>>

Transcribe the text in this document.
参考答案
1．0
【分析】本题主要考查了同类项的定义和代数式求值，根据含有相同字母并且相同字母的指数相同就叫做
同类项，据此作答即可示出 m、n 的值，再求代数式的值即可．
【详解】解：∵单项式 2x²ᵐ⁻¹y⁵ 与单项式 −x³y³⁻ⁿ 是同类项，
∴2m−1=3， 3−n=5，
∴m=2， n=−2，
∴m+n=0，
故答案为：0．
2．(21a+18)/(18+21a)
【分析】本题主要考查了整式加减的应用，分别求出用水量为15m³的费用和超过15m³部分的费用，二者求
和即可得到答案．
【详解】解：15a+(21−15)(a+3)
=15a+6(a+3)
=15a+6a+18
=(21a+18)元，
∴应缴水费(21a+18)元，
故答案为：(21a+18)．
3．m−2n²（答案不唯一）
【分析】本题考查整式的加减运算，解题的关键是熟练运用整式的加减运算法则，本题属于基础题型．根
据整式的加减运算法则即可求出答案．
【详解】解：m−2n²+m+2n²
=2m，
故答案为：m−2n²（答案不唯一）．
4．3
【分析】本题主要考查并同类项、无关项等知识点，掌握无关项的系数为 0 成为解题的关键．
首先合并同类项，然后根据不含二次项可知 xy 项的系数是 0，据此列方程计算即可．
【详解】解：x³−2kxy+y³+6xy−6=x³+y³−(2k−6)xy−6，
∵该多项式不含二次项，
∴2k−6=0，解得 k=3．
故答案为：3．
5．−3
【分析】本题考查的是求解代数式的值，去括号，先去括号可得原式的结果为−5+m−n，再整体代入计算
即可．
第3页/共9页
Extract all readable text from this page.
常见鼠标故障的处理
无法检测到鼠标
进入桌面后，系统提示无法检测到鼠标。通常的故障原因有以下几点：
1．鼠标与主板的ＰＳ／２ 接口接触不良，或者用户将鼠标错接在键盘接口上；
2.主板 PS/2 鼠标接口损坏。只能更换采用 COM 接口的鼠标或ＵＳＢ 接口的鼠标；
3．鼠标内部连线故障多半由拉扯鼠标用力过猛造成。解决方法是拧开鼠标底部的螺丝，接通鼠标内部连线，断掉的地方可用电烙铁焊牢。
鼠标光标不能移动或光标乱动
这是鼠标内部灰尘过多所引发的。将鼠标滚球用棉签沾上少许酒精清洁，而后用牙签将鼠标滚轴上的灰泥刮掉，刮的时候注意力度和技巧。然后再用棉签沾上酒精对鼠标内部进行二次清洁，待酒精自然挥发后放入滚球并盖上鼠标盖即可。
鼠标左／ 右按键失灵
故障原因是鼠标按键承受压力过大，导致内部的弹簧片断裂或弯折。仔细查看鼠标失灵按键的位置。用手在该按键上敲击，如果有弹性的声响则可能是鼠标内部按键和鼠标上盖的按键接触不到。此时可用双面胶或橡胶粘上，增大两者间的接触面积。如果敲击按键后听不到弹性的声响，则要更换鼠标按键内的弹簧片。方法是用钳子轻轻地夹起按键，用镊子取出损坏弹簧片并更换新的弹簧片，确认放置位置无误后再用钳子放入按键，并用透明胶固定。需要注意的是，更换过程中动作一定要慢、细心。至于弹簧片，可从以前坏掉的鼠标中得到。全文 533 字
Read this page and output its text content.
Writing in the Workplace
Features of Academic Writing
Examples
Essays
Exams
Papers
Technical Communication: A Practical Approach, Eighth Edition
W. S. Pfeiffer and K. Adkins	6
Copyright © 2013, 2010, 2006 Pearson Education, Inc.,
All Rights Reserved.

<<

### WRITTEN PROBLEM
Show every line that contains the word "text".

### OUTPUT
Transcribe the text in this document.
Extract all readable text from this page.
Read this page and output its text content.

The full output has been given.